**STATED TASK:**
Return the number of lines that include the string "placement", without any other text.

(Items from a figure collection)
^^^^

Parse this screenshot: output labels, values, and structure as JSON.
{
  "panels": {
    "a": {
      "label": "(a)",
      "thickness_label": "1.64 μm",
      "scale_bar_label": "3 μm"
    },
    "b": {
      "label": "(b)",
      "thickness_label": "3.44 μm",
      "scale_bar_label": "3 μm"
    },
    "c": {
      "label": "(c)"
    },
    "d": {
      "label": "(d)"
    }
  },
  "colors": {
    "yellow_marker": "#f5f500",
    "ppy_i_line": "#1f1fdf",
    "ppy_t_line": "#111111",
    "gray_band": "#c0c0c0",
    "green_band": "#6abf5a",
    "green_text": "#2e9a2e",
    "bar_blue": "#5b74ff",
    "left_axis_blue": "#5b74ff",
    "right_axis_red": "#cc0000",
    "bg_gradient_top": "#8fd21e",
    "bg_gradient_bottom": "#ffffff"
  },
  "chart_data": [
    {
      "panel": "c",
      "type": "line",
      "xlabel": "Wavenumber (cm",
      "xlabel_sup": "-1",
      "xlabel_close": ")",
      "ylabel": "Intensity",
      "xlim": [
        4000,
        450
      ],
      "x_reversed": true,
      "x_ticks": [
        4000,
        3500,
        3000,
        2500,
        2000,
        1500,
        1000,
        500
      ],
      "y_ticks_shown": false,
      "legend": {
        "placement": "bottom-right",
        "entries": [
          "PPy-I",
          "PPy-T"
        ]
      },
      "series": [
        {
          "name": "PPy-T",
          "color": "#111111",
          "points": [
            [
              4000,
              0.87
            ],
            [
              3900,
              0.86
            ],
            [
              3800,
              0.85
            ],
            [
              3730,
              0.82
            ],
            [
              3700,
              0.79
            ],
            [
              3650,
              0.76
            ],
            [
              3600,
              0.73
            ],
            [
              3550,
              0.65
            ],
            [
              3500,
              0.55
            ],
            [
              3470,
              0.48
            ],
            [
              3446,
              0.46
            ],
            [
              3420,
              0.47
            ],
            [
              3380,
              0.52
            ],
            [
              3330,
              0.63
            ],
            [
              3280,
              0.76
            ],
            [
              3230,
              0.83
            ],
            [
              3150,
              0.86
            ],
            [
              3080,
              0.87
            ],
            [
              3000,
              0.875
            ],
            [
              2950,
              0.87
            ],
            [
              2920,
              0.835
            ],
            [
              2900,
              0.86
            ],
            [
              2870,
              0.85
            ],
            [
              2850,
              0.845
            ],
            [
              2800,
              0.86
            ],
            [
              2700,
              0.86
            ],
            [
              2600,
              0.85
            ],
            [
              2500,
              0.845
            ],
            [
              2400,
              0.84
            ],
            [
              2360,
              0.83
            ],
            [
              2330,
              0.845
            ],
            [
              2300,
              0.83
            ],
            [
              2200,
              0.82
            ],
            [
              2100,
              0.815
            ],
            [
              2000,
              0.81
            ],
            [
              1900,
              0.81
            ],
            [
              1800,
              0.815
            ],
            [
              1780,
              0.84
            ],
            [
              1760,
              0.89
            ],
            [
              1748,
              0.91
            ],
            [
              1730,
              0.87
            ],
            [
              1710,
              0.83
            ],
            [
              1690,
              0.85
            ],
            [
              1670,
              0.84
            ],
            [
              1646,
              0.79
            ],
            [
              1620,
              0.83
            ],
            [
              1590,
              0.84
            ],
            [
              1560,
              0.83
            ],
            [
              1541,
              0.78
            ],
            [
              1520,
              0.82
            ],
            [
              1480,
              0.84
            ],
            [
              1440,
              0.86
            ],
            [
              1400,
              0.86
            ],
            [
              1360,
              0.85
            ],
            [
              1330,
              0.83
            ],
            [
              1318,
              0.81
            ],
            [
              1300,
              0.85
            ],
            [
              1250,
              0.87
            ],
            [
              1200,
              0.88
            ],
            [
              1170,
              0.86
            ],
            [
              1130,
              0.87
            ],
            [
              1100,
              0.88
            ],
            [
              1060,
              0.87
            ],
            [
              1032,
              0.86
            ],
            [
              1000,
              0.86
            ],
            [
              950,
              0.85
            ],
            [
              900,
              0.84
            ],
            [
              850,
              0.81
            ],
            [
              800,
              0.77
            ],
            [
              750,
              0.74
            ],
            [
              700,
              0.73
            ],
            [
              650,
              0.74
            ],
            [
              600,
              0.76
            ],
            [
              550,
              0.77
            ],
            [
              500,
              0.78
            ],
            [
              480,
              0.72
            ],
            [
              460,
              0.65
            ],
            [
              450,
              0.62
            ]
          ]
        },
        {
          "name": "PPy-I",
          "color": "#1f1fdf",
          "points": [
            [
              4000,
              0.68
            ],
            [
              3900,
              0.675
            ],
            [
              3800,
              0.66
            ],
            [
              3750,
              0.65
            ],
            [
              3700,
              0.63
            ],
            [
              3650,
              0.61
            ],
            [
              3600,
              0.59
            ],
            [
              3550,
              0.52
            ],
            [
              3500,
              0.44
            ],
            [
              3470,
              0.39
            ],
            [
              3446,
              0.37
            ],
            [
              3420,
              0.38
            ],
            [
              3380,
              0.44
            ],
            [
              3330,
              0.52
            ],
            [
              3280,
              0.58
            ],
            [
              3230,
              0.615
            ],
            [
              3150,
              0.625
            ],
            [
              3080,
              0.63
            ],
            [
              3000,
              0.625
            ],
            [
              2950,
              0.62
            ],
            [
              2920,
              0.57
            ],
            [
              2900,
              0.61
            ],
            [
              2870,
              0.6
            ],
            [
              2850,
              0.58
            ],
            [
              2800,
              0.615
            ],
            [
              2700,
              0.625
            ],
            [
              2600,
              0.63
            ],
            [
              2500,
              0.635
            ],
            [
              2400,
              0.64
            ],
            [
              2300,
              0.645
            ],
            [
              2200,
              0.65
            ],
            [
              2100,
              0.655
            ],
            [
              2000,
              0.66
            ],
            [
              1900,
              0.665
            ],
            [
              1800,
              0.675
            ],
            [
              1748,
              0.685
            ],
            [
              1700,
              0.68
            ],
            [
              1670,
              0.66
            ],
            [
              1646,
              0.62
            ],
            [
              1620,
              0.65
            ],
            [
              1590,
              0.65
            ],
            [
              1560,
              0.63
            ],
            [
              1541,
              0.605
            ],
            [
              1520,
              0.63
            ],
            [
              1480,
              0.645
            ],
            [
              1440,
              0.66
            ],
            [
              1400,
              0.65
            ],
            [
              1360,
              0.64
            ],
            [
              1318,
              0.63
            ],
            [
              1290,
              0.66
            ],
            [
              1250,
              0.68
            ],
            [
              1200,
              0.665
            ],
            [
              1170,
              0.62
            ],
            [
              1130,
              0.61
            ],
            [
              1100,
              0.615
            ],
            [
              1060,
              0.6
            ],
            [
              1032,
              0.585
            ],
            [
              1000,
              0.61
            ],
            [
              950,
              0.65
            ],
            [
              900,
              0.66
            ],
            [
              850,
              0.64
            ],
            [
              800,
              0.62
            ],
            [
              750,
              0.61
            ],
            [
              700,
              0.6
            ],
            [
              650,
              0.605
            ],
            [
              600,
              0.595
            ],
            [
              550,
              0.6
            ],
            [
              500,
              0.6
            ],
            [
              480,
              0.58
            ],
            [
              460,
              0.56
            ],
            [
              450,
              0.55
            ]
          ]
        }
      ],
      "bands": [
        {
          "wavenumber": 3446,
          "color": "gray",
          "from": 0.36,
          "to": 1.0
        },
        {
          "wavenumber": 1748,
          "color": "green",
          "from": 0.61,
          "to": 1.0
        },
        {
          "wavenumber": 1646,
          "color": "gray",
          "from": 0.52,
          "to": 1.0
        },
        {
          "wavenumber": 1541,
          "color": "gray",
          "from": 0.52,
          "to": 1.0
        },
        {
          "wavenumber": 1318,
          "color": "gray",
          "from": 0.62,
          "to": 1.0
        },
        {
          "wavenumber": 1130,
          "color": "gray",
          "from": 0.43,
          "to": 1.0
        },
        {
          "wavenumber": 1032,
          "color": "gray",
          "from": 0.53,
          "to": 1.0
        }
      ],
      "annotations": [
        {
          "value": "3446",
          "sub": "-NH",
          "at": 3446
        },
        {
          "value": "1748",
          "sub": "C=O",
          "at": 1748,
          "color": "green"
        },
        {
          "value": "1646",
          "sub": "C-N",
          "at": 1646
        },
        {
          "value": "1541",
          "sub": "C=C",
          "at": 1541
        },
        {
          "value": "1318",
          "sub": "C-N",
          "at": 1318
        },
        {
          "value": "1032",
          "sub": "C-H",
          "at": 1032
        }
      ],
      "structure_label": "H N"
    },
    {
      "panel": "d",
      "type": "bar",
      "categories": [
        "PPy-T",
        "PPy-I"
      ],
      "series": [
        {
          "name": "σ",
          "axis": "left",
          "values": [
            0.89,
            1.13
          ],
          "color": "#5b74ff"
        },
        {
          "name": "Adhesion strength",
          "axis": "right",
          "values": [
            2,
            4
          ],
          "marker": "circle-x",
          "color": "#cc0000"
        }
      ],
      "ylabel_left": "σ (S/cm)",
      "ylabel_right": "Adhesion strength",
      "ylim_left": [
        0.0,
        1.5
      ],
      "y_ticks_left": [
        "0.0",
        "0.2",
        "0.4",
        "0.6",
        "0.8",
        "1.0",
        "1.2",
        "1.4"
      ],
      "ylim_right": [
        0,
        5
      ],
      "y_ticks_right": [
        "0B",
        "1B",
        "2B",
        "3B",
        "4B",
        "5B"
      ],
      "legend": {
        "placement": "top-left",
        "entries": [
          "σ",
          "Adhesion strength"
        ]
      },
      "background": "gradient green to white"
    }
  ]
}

^^^^

**ANSWER TO THE PROBLEM:**
2